Stored items:
------

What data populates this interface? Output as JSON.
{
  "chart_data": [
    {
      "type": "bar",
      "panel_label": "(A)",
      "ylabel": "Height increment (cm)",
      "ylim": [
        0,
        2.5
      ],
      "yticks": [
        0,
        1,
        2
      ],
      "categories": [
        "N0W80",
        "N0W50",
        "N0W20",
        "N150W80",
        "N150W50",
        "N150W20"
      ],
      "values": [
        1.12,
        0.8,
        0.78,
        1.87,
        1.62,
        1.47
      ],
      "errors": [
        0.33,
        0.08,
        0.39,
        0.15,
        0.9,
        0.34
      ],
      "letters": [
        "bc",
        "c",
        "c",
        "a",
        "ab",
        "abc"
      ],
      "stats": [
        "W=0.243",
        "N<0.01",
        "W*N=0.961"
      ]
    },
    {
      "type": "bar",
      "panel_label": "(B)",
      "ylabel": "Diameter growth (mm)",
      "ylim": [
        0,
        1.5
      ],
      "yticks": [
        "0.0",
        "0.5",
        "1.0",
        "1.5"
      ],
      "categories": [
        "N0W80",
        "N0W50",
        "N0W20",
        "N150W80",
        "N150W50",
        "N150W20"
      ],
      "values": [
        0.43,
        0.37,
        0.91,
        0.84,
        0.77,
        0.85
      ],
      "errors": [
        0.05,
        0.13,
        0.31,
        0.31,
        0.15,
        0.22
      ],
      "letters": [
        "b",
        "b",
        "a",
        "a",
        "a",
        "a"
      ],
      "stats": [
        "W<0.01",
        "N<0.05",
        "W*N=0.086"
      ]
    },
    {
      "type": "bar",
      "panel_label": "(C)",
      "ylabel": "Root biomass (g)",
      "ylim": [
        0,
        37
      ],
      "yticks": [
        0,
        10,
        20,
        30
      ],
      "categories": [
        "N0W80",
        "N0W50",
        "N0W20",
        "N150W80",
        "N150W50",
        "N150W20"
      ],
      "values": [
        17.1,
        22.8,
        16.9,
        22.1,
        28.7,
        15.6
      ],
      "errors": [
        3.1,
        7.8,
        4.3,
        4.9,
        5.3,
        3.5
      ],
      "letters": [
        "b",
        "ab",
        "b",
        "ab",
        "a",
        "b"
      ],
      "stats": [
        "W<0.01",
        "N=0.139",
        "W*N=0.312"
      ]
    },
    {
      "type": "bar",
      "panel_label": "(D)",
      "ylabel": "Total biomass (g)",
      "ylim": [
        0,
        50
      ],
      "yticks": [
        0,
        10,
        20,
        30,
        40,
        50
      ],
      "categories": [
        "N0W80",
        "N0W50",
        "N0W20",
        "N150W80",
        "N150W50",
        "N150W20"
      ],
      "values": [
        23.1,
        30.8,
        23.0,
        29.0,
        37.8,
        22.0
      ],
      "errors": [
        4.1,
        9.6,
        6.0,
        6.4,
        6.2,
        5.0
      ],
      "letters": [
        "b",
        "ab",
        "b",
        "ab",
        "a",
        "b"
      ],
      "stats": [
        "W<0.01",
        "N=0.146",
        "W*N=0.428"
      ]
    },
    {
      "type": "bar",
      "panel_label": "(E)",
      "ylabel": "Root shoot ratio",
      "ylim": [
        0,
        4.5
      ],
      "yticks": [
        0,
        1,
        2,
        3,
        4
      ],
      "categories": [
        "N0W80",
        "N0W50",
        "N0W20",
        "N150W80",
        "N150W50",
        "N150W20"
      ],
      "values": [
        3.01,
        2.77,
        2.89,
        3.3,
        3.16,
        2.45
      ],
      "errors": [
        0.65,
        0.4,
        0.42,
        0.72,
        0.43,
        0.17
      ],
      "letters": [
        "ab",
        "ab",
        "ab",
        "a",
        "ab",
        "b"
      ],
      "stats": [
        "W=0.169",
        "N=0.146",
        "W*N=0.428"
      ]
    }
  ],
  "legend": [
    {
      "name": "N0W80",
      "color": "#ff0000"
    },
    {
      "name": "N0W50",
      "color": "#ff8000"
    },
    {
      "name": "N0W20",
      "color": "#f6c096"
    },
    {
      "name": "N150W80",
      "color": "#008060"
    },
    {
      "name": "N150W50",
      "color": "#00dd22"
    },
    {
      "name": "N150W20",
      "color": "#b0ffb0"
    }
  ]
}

------

- _Written task_:
Only a number is wanted: how many lines of the data above contain "name"?

- _Solution_:
6